** Start Data records **

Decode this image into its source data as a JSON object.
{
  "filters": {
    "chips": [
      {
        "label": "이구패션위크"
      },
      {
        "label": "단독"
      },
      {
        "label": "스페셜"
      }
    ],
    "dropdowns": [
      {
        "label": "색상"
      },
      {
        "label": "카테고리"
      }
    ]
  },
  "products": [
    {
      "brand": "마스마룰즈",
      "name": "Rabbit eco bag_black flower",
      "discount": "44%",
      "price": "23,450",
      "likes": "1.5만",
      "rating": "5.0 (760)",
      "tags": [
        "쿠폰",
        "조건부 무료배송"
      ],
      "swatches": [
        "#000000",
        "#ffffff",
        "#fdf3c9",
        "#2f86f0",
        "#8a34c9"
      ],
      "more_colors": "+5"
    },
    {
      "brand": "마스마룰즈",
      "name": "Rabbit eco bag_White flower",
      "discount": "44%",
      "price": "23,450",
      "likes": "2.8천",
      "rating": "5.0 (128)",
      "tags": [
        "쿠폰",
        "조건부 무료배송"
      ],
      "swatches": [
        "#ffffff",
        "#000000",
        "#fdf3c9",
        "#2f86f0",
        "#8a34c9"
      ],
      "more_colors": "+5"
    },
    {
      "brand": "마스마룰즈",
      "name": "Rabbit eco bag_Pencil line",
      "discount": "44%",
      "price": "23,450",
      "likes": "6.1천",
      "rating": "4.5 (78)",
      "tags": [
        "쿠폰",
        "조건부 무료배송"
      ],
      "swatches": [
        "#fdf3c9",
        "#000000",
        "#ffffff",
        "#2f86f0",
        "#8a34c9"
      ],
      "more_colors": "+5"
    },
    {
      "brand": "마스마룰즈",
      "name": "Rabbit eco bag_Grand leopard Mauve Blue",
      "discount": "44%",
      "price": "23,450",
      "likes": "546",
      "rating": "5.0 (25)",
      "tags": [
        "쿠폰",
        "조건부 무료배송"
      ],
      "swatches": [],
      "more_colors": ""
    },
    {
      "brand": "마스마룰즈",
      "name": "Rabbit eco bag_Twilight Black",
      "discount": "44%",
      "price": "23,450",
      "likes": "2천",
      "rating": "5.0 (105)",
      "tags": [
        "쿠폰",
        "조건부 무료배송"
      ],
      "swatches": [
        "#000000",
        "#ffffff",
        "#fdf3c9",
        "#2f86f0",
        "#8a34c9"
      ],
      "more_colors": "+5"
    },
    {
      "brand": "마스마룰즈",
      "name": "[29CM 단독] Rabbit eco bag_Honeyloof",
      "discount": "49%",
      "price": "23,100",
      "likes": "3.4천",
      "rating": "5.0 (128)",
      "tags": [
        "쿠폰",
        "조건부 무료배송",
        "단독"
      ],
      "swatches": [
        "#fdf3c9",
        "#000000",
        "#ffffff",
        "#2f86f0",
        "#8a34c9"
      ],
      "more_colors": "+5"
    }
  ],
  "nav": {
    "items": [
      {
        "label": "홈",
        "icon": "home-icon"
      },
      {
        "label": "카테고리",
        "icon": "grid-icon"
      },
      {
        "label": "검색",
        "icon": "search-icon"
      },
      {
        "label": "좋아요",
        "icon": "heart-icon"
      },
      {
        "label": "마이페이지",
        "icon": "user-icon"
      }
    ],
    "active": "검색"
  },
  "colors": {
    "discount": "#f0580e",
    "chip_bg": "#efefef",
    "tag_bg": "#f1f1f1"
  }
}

** End Data records **

**Instructions to follow:** Within the records above, how many lines include the word "flower"? State the number by itself.

**Task solution:** 2